__Direction__. Repeat every line below exactly as it reads.

__Material for this task__.
****
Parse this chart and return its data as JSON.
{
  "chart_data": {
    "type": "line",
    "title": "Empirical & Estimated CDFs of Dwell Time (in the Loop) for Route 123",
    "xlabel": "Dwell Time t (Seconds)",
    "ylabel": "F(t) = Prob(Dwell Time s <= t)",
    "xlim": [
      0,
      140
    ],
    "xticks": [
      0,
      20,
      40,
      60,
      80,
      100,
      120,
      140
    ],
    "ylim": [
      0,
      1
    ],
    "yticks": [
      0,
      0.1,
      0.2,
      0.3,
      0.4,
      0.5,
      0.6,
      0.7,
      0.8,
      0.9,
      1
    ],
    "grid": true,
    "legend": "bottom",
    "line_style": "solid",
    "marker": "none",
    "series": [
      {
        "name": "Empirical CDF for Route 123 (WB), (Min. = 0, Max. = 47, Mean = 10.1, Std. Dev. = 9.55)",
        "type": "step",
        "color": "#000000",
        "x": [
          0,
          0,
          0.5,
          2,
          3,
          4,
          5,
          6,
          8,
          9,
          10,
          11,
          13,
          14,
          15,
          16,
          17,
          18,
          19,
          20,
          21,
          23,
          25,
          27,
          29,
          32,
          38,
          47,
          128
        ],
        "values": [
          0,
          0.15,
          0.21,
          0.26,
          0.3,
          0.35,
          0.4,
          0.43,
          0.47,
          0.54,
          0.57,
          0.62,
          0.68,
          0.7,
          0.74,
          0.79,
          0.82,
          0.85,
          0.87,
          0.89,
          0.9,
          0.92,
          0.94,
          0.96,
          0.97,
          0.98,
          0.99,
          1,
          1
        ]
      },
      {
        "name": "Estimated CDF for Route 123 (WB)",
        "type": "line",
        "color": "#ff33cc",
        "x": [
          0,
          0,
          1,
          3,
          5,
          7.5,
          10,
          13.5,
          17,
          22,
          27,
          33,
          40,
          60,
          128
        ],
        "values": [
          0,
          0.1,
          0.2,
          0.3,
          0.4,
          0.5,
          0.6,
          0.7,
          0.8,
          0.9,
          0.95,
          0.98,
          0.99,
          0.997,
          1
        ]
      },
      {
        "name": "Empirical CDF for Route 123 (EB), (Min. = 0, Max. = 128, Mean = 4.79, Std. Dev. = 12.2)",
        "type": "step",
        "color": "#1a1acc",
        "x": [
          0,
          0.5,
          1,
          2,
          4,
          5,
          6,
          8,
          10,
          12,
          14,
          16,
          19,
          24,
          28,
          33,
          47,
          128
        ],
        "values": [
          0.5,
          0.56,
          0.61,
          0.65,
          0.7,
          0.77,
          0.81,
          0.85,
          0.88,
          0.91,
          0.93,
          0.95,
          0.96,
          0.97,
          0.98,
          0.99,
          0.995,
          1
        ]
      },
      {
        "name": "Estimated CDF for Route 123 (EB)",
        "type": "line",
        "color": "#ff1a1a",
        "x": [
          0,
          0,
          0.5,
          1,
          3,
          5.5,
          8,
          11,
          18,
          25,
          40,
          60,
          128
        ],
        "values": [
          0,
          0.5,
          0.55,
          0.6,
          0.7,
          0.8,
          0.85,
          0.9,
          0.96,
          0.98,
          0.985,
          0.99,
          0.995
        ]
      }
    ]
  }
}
****
__Solution to this exercise__.
Parse this chart and return its data as JSON.
{
  "chart_data": {
    "type": "line",
    "title": "Empirical & Estimated CDFs of Dwell Time (in the Loop) for Route 123",
    "xlabel": "Dwell Time t (Seconds)",
    "ylabel": "F(t) = Prob(Dwell Time s <= t)",
    "xlim": [
      0,
      140
    ],
    "xticks": [
      0,
      20,
      40,
      60,
      80,
      100,
      120,
      140
    ],
    "ylim": [
      0,
      1
    ],
    "yticks": [
      0,
      0.1,
      0.2,
      0.3,
      0.4,
      0.5,
      0.6,
      0.7,
      0.8,
      0.9,
      1
    ],
    "grid": true,
    "legend": "bottom",
    "line_style": "solid",
    "marker": "none",
    "series": [
      {
        "name": "Empirical CDF for Route 123 (WB), (Min. = 0, Max. = 47, Mean = 10.1, Std. Dev. = 9.55)",
        "type": "step",
        "color": "#000000",
        "x": [
          0,
          0,
          0.5,
          2,
          3,
          4,
          5,
          6,
          8,
          9,
          10,
          11,
          13,
          14,
          15,
          16,
          17,
          18,
          19,
          20,
          21,
          23,
          25,
          27,
          29,
          32,
          38,
          47,
          128
        ],
        "values": [
          0,
          0.15,
          0.21,
          0.26,
          0.3,
          0.35,
          0.4,
          0.43,
          0.47,
          0.54,
          0.57,
          0.62,
          0.68,
          0.7,
          0.74,
          0.79,
          0.82,
          0.85,
          0.87,
          0.89,
          0.9,
          0.92,
          0.94,
          0.96,
          0.97,
          0.98,
          0.99,
          1,
          1
        ]
      },
      {
        "name": "Estimated CDF for Route 123 (WB)",
        "type": "line",
        "color": "#ff33cc",
        "x": [
          0,
          0,
          1,
          3,
          5,
          7.5,
          10,
          13.5,
          17,
          22,
          27,
          33,
          40,
          60,
          128
        ],
        "values": [
          0,
          0.1,
          0.2,
          0.3,
          0.4,
          0.5,
          0.6,
          0.7,
          0.8,
          0.9,
          0.95,
          0.98,
          0.99,
          0.997,
          1
        ]
      },
      {
        "name": "Empirical CDF for Route 123 (EB), (Min. = 0, Max. = 128, Mean = 4.79, Std. Dev. = 12.2)",
        "type": "step",
        "color": "#1a1acc",
        "x": [
          0,
          0.5,
          1,
          2,
          4,
          5,
          6,
          8,
          10,
          12,
          14,
          16,
          19,
          24,
          28,
          33,
          47,
          128
        ],
        "values": [
          0.5,
          0.56,
          0.61,
          0.65,
          0.7,
          0.77,
          0.81,
          0.85,
          0.88,
          0.91,
          0.93,
          0.95,
          0.96,
          0.97,
          0.98,
          0.99,
          0.995,
          1
        ]
      },
      {
        "name": "Estimated CDF for Route 123 (EB)",
        "type": "line",
        "color": "#ff1a1a",
        "x": [
          0,
          0,
          0.5,
          1,
          3,
          5.5,
          8,
          11,
          18,
          25,
          40,
          60,
          128
        ],
        "values": [
          0,
          0.5,
          0.55,
          0.6,
          0.7,
          0.8,
          0.85,
          0.9,
          0.96,
          0.98,
          0.985,
          0.99,
          0.995
        ]
      }
    ]
  }
}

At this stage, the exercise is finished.